[The request] Make an exact copy of all the entries, but do not reproduce the pictures.

[Structured figure records]
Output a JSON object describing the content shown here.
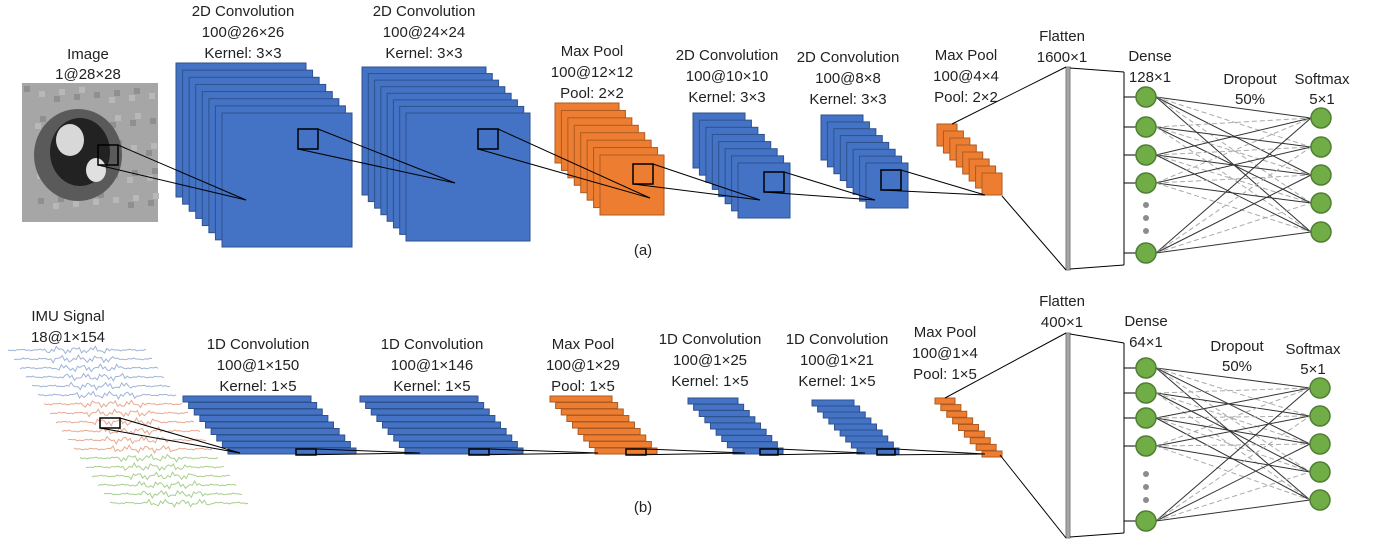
{
  "panel_a": {
    "caption": "(a)",
    "input": {
      "name": "Image",
      "shape": "1@28×28"
    },
    "layers": [
      {
        "name": "2D Convolution",
        "shape": "100@26×26",
        "detail": "Kernel: 3×3"
      },
      {
        "name": "2D Convolution",
        "shape": "100@24×24",
        "detail": "Kernel: 3×3"
      },
      {
        "name": "Max Pool",
        "shape": "100@12×12",
        "detail": "Pool: 2×2"
      },
      {
        "name": "2D Convolution",
        "shape": "100@10×10",
        "detail": "Kernel: 3×3"
      },
      {
        "name": "2D Convolution",
        "shape": "100@8×8",
        "detail": "Kernel: 3×3"
      },
      {
        "name": "Max Pool",
        "shape": "100@4×4",
        "detail": "Pool: 2×2"
      }
    ],
    "flatten": {
      "name": "Flatten",
      "shape": "1600×1"
    },
    "dense": {
      "name": "Dense",
      "shape": "128×1"
    },
    "dropout": {
      "name": "Dropout",
      "rate": "50%"
    },
    "softmax": {
      "name": "Softmax",
      "shape": "5×1"
    }
  },
  "panel_b": {
    "caption": "(b)",
    "input": {
      "name": "IMU Signal",
      "shape": "18@1×154"
    },
    "layers": [
      {
        "name": "1D Convolution",
        "shape": "100@1×150",
        "detail": "Kernel: 1×5"
      },
      {
        "name": "1D Convolution",
        "shape": "100@1×146",
        "detail": "Kernel: 1×5"
      },
      {
        "name": "Max Pool",
        "shape": "100@1×29",
        "detail": "Pool: 1×5"
      },
      {
        "name": "1D Convolution",
        "shape": "100@1×25",
        "detail": "Kernel: 1×5"
      },
      {
        "name": "1D Convolution",
        "shape": "100@1×21",
        "detail": "Kernel: 1×5"
      },
      {
        "name": "Max Pool",
        "shape": "100@1×4",
        "detail": "Pool: 1×5"
      }
    ],
    "flatten": {
      "name": "Flatten",
      "shape": "400×1"
    },
    "dense": {
      "name": "Dense",
      "shape": "64×1"
    },
    "dropout": {
      "name": "Dropout",
      "rate": "50%"
    },
    "softmax": {
      "name": "Softmax",
      "shape": "5×1"
    }
  }
}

[Exercise answer]
Output a JSON object describing the content shown here.
{
  "panel_a": {
    "caption": "(a)",
    "input": {
      "name": "Image",
      "shape": "1@28×28"
    },
    "layers": [
      {
        "name": "2D Convolution",
        "shape": "100@26×26",
        "detail": "Kernel: 3×3"
      },
      {
        "name": "2D Convolution",
        "shape": "100@24×24",
        "detail": "Kernel: 3×3"
      },
      {
        "name": "Max Pool",
        "shape": "100@12×12",
        "detail": "Pool: 2×2"
      },
      {
        "name": "2D Convolution",
        "shape": "100@10×10",
        "detail": "Kernel: 3×3"
      },
      {
        "name": "2D Convolution",
        "shape": "100@8×8",
        "detail": "Kernel: 3×3"
      },
      {
        "name": "Max Pool",
        "shape": "100@4×4",
        "detail": "Pool: 2×2"
      }
    ],
    "flatten": {
      "name": "Flatten",
      "shape": "1600×1"
    },
    "dense": {
      "name": "Dense",
      "shape": "128×1"
    },
    "dropout": {
      "name": "Dropout",
      "rate": "50%"
    },
    "softmax": {
      "name": "Softmax",
      "shape": "5×1"
    }
  },
  "panel_b": {
    "caption": "(b)",
    "input": {
      "name": "IMU Signal",
      "shape": "18@1×154"
    },
    "layers": [
      {
        "name": "1D Convolution",
        "shape": "100@1×150",
        "detail": "Kernel: 1×5"
      },
      {
        "name": "1D Convolution",
        "shape": "100@1×146",
        "detail": "Kernel: 1×5"
      },
      {
        "name": "Max Pool",
        "shape": "100@1×29",
        "detail": "Pool: 1×5"
      },
      {
        "name": "1D Convolution",
        "shape": "100@1×25",
        "detail": "Kernel: 1×5"
      },
      {
        "name": "1D Convolution",
        "shape": "100@1×21",
        "detail": "Kernel: 1×5"
      },
      {
        "name": "Max Pool",
        "shape": "100@1×4",
        "detail": "Pool: 1×5"
      }
    ],
    "flatten": {
      "name": "Flatten",
      "shape": "400×1"
    },
    "dense": {
      "name": "Dense",
      "shape": "64×1"
    },
    "dropout": {
      "name": "Dropout",
      "rate": "50%"
    },
    "softmax": {
      "name": "Softmax",
      "shape": "5×1"
    }
  }
}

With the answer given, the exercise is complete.